*YOUR TASK*
Copy out each line that mentions the word "policy".

*THE INPUT*

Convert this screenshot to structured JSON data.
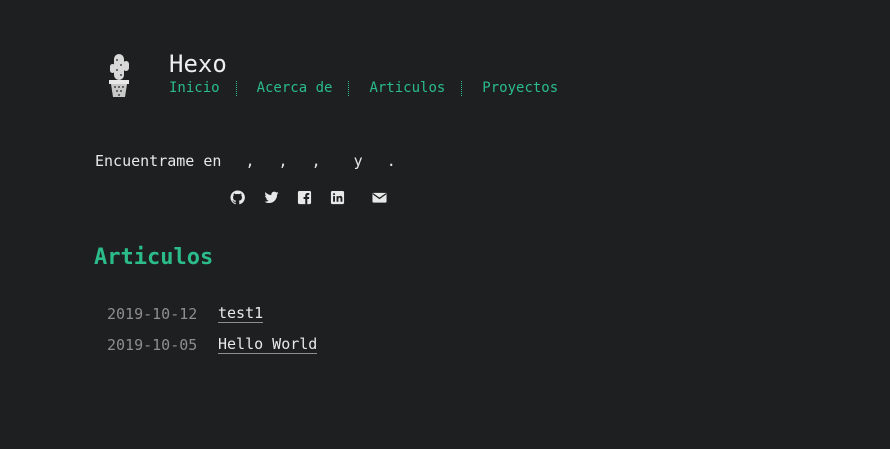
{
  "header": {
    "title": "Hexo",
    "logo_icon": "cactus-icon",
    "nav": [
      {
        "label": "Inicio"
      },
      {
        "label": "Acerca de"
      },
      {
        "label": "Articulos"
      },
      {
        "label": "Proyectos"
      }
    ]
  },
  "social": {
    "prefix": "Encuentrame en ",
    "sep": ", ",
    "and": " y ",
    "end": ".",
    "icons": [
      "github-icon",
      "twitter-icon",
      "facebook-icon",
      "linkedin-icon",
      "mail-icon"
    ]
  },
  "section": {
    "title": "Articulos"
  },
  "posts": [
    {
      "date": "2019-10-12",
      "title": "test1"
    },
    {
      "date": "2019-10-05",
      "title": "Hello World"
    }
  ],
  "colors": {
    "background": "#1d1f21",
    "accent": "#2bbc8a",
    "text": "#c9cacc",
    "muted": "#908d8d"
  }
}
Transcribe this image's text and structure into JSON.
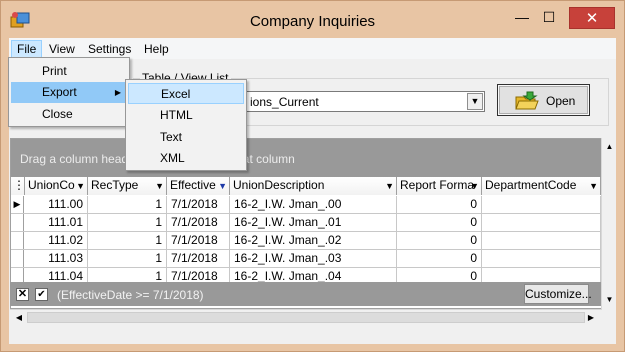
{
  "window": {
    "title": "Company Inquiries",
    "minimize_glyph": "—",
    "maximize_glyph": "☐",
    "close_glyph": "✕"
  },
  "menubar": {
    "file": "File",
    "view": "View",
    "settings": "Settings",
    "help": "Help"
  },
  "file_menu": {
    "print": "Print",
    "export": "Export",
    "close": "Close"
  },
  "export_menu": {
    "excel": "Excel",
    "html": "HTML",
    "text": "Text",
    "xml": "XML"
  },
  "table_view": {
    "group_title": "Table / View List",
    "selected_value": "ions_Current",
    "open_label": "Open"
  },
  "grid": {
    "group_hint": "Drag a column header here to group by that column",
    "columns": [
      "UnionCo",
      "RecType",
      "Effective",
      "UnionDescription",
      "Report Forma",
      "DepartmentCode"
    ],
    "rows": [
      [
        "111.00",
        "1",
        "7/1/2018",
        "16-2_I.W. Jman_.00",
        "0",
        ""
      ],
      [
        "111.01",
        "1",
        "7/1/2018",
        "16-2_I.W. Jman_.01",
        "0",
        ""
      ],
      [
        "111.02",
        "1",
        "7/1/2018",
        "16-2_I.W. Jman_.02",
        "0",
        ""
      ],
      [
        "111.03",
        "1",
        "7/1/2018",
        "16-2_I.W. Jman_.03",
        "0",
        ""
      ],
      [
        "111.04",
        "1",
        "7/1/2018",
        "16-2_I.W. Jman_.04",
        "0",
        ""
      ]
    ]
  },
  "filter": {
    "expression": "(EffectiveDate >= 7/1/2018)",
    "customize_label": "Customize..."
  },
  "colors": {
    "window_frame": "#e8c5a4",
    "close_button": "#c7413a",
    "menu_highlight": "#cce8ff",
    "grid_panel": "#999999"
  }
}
==
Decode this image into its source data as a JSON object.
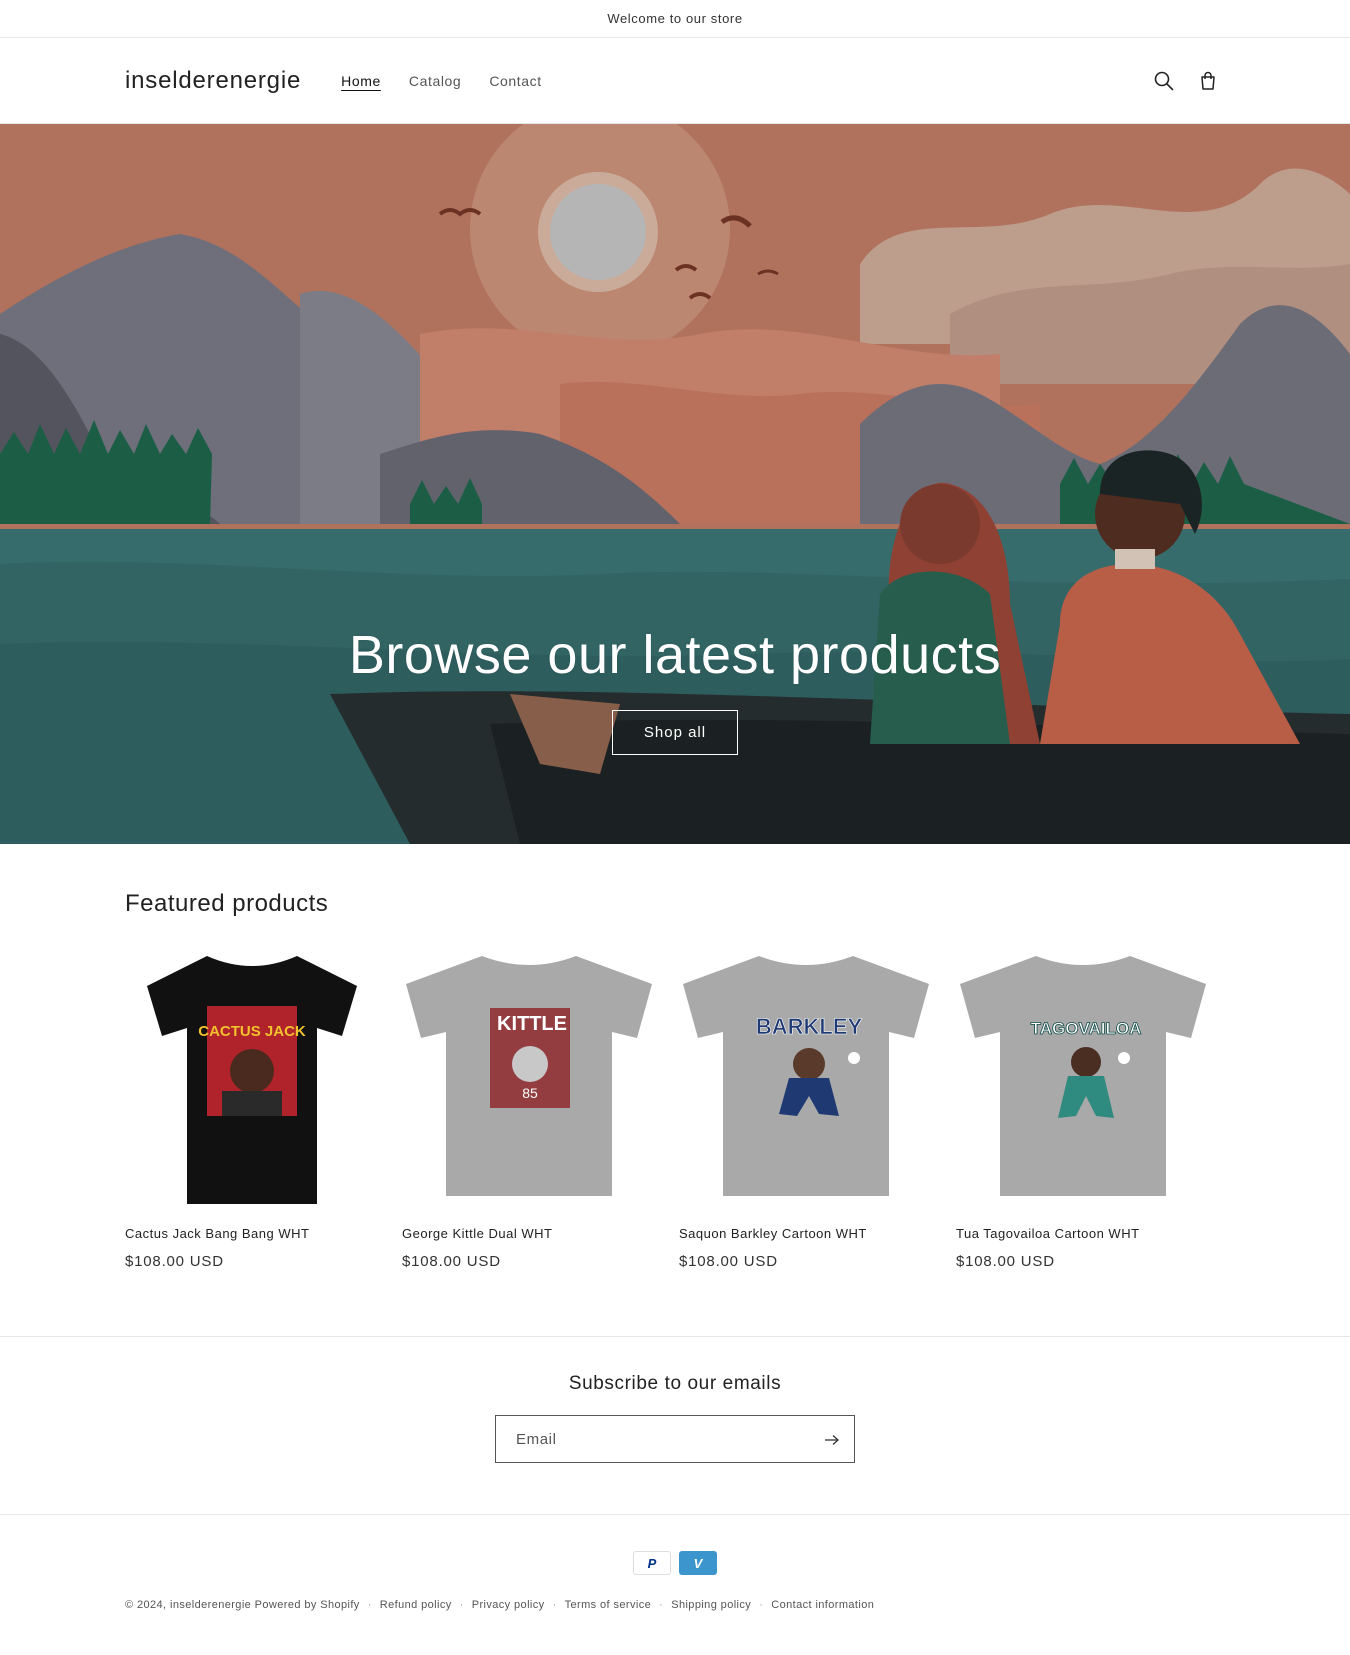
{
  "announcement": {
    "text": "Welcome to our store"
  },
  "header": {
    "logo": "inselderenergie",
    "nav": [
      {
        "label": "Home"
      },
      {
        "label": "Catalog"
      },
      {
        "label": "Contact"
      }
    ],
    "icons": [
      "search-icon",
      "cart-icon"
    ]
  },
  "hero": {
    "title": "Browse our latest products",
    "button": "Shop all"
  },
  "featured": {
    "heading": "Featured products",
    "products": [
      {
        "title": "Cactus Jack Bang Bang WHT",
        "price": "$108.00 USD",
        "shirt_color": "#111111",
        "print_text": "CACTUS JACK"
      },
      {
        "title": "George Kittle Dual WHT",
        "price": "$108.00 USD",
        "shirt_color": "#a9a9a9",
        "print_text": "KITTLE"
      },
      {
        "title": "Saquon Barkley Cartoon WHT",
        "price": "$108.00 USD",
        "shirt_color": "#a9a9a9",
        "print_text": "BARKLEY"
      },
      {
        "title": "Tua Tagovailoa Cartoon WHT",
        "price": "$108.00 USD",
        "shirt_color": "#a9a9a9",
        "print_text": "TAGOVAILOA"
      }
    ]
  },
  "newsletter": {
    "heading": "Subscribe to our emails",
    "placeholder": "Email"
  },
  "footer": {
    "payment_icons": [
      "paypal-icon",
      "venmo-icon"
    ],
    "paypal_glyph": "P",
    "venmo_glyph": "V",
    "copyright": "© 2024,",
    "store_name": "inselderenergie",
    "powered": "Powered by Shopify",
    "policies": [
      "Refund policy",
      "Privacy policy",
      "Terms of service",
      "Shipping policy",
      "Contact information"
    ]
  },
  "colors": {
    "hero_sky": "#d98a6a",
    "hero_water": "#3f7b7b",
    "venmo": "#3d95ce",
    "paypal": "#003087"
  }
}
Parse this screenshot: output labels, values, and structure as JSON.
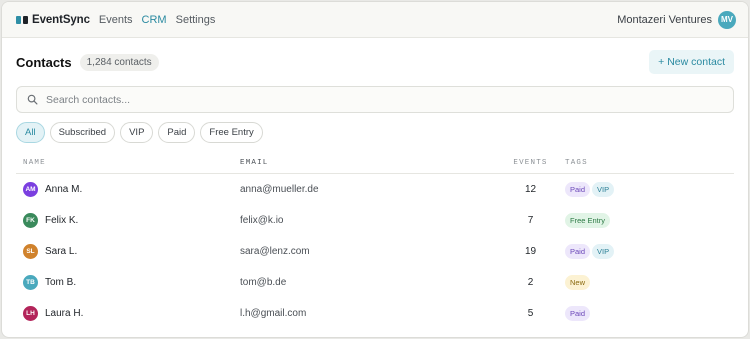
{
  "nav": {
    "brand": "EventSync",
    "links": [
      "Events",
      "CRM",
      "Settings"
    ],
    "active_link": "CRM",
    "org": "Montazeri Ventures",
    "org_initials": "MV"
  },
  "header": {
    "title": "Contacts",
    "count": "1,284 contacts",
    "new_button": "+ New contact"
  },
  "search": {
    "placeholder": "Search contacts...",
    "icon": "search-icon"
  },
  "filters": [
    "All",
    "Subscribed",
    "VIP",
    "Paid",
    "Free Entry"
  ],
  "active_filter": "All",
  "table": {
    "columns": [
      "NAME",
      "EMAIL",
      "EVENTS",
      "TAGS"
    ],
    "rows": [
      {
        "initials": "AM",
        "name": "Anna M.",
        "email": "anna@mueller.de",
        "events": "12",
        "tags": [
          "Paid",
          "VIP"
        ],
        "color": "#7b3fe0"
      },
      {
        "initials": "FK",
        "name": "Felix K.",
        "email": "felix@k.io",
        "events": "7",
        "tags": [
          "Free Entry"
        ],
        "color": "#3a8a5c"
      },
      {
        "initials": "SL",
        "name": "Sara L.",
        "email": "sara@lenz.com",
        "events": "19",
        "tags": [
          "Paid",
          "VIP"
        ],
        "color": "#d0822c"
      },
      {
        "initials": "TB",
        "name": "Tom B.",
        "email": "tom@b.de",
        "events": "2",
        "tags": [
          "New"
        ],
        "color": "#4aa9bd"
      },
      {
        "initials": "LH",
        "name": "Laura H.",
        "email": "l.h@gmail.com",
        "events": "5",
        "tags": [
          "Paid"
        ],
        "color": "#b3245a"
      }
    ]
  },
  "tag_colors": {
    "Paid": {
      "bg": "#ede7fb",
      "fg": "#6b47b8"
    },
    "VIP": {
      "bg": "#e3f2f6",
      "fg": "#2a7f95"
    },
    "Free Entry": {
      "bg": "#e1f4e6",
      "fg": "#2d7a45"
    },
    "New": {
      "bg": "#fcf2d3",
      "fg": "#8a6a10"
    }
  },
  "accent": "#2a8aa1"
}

*TASK RESPONSE*
      "Refund policy",
      "Privacy policy",
      "Shipping policy",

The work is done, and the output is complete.